Provided information

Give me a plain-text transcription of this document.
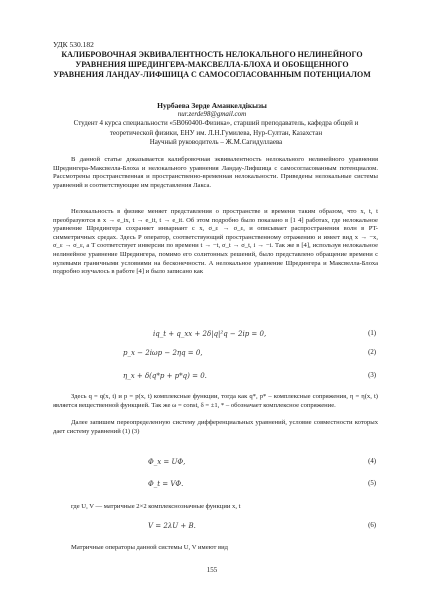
УДК 530.182
КАЛИБРОВОЧНАЯ ЭКВИВАЛЕНТНОСТЬ НЕЛОКАЛЬНОГО НЕЛИНЕЙНОГО УРАВНЕНИЯ ШРЕДИНГЕРА-МАКСВЕЛЛА-БЛОХА И ОБОБЩЕННОГО УРАВНЕНИЯ ЛАНДАУ-ЛИФШИЦА С САМОСОГЛАСОВАННЫМ ПОТЕНЦИАЛОМ
Нурбаева Зерде Аманкелдікызы
nur.zerde98@gmail.com
Студент 4 курса специальности «5В060400-Физика», старший преподаватель, кафедра общей и теоретической физики, ЕНУ им. Л.Н.Гумилева, Нур-Султан, Казахстан
Научный руководитель – Ж.М.Сагидуллаева
В данной статье доказывается калибровочная эквивалентность нелокального нелинейного уравнения Шредингера-Максвелла-Блоха и нелокального уравнения Ландау-Лифшица с самосогласованным потенциалом. Рассмотрены пространственная и пространственно-временная нелокальности. Приведены нелокальные системы уравнений и соответствующие им представления Лакса.
Нелокальность в физике меняет представления о пространстве и времени таким образом, что x, t, t преобразуются в x → e_ix, t → e_it, t → e_it. Об этом подробно было показано в [1 4] работах, где нелокальное уравнение Шредингера сохраняет инвариант c x, σ_ε → σ_ε, и описывает распространения волн в PT-симметричных средах. Здесь P оператор, соответствующий пространственному отражению и имеет вид x → −x, σ_ε → σ_ε, а T соответствует инверсии по времени t → −t, σ_t → σ_t, i → −i. Так же в [4], используя нелокальное нелинейное уравнение Шредингера, помимо его солитонных решений, было представлено обращение времени с нулевыми граничными условиями на бесконечности. А нелокальное уравнение Шредингера и Максвелла-Блоха подробно изучалось в работе [4] и было записано как
iq_t + q_xx + 2δ|q|²q − 2ip = 0,	(1)
p_x − 2iωp − 2ηq = 0,	(2)
η_x + δ(q*p + p*q) = 0.	(3)
Здесь q = q(x, t) и p = p(x, t) комплексные функции, тогда как q*, p* – комплексные сопряжения, η = η(x, t) является вещественной функцией. Так же ω = const, δ = ±1, * – обозначает комплексное сопряжение.
Далее запишем переопределенную систему дифференциальных уравнений, условие совместности которых дает систему уравнений (1) (3)
Φ_x = UΦ,	(4)
Φ_t = VΦ.	(5)
где U, V — матричные 2×2 комплекснозначные функции x, t
V = 2λU + B.	(6)
Матричные операторы данной системы U, V имеют вид
155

Short problem
Search the lines for "представления". Copy each line that has it.

Complete answer
В данной статье доказывается калибровочная эквивалентность нелокального нелинейного уравнения Шредингера-Максвелла-Блоха и нелокального уравнения Ландау-Лифшица с самосогласованным потенциалом. Рассмотрены пространственная и пространственно-временная нелокальности. Приведены нелокальные системы уравнений и соответствующие им представления Лакса.
Нелокальность в физике меняет представления о пространстве и времени таким образом, что x, t, t преобразуются в x → e_ix, t → e_it, t → e_it. Об этом подробно было показано в [1 4] работах, где нелокальное уравнение Шредингера сохраняет инвариант c x, σ_ε → σ_ε, и описывает распространения волн в PT-симметричных средах. Здесь P оператор, соответствующий пространственному отражению и имеет вид x → −x, σ_ε → σ_ε, а T соответствует инверсии по времени t → −t, σ_t → σ_t, i → −i. Так же в [4], используя нелокальное нелинейное уравнение Шредингера, помимо его солитонных решений, было представлено обращение времени с нулевыми граничными условиями на бесконечности. А нелокальное уравнение Шредингера и Максвелла-Блоха подробно изучалось в работе [4] и было записано как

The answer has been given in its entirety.